**SHORT TASK:**
Pick out each line with the word "orientado" from the material that follows.

**RECORDS TO PROCESS:**
──────────
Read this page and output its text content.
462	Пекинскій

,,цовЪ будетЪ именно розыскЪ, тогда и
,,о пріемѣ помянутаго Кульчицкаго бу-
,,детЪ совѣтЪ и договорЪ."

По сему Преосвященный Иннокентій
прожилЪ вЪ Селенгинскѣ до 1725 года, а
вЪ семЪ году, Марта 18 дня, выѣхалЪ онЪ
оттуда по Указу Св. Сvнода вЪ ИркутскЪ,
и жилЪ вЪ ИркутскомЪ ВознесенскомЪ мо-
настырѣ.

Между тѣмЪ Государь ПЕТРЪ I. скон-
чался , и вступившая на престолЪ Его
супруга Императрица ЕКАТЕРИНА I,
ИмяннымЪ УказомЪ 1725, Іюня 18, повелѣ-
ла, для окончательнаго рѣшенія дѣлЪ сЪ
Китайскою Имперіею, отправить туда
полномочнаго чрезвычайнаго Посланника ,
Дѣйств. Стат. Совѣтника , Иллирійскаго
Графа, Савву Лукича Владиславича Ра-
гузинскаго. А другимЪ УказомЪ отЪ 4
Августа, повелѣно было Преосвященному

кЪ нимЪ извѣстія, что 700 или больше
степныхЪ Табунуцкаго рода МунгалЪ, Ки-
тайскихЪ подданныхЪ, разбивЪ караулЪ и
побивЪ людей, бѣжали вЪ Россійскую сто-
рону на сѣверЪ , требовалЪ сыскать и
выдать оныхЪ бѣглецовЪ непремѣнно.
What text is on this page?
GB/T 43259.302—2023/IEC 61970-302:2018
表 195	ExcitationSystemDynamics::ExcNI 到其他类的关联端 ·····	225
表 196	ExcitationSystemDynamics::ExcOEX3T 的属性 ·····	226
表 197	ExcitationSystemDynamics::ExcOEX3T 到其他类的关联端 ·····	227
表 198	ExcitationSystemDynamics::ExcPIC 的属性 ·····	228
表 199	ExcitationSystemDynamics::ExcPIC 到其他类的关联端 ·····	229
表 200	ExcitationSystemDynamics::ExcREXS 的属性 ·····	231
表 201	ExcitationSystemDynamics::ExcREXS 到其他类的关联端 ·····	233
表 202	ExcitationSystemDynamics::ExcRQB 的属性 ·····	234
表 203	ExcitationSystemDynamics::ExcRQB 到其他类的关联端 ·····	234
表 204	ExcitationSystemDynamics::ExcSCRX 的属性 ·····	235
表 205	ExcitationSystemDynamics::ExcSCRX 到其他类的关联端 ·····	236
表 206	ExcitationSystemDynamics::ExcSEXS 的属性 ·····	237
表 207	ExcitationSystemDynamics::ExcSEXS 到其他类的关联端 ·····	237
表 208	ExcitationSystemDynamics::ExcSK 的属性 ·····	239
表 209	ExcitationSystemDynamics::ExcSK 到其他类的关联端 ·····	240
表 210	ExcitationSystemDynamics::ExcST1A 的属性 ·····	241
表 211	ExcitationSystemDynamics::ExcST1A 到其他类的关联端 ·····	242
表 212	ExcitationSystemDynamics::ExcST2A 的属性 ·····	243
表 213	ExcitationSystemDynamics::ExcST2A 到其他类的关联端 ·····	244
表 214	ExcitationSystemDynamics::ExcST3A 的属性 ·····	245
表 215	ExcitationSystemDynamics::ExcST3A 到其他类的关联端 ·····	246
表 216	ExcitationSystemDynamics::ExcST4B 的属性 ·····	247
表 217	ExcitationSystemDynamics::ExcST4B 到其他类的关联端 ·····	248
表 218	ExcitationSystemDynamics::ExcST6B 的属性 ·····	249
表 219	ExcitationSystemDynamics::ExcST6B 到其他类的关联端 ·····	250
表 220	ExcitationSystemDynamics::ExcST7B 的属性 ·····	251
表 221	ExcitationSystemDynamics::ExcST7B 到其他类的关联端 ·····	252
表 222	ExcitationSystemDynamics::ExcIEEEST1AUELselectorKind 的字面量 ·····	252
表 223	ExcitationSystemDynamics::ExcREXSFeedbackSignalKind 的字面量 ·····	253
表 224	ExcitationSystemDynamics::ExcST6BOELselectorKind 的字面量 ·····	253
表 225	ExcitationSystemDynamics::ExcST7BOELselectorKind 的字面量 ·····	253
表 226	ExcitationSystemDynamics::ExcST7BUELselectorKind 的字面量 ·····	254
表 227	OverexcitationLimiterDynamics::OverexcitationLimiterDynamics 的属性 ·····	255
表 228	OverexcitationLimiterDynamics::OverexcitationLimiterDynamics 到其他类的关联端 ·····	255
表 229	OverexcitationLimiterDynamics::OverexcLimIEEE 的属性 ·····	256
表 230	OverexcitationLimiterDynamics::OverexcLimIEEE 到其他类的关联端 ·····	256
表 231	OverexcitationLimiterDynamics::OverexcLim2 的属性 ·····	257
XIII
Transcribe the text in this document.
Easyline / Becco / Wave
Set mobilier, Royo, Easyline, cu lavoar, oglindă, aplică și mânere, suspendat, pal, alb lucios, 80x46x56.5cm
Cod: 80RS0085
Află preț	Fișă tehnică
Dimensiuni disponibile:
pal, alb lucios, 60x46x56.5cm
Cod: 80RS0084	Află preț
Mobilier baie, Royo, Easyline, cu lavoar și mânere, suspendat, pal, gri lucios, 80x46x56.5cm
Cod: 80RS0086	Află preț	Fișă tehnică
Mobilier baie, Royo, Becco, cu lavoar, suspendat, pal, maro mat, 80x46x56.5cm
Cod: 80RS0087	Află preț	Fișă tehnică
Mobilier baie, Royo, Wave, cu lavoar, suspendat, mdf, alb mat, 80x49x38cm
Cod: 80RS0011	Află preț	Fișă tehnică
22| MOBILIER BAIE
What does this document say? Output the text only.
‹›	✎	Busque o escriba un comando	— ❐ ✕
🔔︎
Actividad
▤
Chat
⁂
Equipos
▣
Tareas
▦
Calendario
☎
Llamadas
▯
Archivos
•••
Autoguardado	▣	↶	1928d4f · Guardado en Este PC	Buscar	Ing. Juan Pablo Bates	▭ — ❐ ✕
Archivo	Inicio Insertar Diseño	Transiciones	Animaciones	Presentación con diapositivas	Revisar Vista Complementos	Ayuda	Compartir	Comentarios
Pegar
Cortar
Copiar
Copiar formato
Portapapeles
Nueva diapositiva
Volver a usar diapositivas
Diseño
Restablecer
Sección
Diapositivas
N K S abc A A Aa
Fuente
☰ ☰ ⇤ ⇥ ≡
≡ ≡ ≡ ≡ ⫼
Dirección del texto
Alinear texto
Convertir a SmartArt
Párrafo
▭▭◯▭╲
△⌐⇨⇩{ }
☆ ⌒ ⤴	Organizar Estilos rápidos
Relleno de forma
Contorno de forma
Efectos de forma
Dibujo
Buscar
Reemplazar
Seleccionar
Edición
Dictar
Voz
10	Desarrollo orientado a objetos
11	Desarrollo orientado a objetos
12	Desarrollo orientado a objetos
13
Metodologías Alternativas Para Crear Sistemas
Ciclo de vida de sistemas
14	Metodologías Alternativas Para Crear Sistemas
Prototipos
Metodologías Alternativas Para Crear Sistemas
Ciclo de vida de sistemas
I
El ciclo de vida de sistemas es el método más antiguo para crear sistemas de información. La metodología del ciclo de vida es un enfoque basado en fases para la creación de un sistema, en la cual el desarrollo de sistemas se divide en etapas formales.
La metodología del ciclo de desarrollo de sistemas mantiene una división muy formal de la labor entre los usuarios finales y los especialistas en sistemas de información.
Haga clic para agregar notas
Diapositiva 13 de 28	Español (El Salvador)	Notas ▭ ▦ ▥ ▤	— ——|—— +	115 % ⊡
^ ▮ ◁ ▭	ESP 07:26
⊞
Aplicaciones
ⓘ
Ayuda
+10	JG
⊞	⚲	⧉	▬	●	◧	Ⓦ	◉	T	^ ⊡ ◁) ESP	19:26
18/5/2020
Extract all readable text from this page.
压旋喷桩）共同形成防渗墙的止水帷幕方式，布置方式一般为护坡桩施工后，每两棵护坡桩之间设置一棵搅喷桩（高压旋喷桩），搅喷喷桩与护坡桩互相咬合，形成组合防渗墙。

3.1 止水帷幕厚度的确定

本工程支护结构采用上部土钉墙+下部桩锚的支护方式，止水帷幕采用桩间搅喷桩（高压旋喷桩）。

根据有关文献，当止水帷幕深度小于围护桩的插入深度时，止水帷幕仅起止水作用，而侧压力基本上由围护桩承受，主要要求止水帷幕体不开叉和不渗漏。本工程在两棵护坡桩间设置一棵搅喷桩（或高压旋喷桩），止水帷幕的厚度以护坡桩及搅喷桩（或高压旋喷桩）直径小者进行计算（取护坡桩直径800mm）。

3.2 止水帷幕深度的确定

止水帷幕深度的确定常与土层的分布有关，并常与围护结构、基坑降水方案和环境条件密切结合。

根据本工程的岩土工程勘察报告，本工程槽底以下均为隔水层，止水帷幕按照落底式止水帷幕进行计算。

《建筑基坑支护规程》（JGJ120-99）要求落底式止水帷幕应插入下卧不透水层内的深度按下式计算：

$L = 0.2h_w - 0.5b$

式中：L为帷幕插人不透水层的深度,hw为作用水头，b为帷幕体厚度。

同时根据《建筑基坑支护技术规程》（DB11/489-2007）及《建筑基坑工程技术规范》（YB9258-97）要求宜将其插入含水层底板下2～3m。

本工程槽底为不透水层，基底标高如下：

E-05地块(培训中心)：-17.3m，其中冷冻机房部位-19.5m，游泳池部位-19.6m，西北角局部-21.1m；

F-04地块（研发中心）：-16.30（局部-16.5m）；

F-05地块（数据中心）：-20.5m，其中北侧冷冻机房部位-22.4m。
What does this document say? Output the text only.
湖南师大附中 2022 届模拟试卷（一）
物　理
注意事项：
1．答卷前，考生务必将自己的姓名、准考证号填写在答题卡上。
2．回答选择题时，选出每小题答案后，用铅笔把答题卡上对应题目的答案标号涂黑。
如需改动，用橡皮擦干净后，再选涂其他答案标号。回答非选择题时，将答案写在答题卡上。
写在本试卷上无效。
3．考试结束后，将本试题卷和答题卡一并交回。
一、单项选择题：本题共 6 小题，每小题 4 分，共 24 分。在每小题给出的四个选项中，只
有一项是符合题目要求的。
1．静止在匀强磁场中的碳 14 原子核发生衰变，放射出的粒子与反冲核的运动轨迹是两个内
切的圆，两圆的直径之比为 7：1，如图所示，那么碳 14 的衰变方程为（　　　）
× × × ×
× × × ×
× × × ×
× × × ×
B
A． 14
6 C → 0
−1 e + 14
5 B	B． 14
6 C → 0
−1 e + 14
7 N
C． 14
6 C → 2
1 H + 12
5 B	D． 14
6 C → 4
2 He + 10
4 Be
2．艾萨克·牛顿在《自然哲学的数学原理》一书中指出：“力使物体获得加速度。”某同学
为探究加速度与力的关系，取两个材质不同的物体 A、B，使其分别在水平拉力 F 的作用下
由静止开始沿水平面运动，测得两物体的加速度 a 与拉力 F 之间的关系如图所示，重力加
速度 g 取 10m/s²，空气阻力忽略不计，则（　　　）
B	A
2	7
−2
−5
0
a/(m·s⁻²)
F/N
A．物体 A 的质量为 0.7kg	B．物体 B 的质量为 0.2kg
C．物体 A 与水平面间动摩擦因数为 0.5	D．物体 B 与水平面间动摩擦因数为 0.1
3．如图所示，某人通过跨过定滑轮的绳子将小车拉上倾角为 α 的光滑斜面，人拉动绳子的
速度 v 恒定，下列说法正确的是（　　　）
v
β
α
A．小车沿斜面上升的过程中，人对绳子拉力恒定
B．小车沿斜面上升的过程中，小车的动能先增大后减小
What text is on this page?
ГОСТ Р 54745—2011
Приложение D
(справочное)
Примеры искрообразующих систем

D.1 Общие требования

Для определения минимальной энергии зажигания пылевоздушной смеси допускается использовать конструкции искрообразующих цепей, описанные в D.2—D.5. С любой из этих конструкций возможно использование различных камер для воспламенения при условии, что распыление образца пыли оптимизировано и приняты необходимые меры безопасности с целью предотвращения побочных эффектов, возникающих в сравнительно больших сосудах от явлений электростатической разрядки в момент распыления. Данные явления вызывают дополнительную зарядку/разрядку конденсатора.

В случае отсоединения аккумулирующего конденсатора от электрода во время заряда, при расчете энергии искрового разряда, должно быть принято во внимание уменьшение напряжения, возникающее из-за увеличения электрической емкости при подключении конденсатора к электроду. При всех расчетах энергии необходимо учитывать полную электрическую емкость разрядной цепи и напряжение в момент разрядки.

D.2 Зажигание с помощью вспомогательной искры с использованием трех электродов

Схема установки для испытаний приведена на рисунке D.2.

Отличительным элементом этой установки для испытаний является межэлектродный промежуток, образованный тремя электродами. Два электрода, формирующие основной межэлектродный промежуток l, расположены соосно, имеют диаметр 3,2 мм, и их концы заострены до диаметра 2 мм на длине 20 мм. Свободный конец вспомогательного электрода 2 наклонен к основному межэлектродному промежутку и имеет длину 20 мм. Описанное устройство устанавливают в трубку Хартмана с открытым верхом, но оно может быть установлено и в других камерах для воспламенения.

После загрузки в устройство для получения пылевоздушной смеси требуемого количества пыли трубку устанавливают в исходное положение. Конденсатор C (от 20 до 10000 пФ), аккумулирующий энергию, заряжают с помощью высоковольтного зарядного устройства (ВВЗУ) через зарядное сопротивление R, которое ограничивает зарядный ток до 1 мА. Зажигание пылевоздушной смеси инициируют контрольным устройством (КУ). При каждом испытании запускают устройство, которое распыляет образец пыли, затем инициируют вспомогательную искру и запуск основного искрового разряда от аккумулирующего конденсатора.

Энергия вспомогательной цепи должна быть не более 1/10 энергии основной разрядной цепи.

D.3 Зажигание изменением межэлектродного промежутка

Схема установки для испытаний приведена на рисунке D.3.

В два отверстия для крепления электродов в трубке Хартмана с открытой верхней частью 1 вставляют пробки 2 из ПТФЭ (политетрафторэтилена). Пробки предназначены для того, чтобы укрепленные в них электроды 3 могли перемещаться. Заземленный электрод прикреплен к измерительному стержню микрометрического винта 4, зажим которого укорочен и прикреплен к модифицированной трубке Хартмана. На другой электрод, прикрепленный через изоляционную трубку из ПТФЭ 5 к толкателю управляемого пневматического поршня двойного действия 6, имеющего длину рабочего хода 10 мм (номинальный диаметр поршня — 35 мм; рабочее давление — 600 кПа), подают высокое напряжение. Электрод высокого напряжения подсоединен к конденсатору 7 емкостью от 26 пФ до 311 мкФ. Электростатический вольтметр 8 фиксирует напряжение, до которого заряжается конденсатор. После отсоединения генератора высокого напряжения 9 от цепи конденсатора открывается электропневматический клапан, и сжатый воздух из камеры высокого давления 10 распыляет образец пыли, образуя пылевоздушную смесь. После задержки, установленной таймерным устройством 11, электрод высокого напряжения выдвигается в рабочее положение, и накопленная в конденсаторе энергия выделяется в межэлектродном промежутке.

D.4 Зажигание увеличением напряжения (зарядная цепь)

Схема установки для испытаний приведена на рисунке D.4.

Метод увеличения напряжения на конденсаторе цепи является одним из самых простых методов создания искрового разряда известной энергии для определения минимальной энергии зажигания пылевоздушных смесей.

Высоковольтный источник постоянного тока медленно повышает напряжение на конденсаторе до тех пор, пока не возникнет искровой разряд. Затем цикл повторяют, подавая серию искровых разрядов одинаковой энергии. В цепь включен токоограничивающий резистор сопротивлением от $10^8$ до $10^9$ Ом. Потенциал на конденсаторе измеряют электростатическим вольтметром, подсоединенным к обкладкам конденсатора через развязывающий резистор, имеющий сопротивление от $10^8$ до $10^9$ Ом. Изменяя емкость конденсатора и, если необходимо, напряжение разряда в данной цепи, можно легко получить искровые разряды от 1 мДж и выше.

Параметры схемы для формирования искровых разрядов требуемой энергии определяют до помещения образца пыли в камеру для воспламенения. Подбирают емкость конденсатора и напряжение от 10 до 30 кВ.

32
──────────
**OUTPUT BELOW:**
10	Desarrollo orientado a objetos
11	Desarrollo orientado a objetos
12	Desarrollo orientado a objetos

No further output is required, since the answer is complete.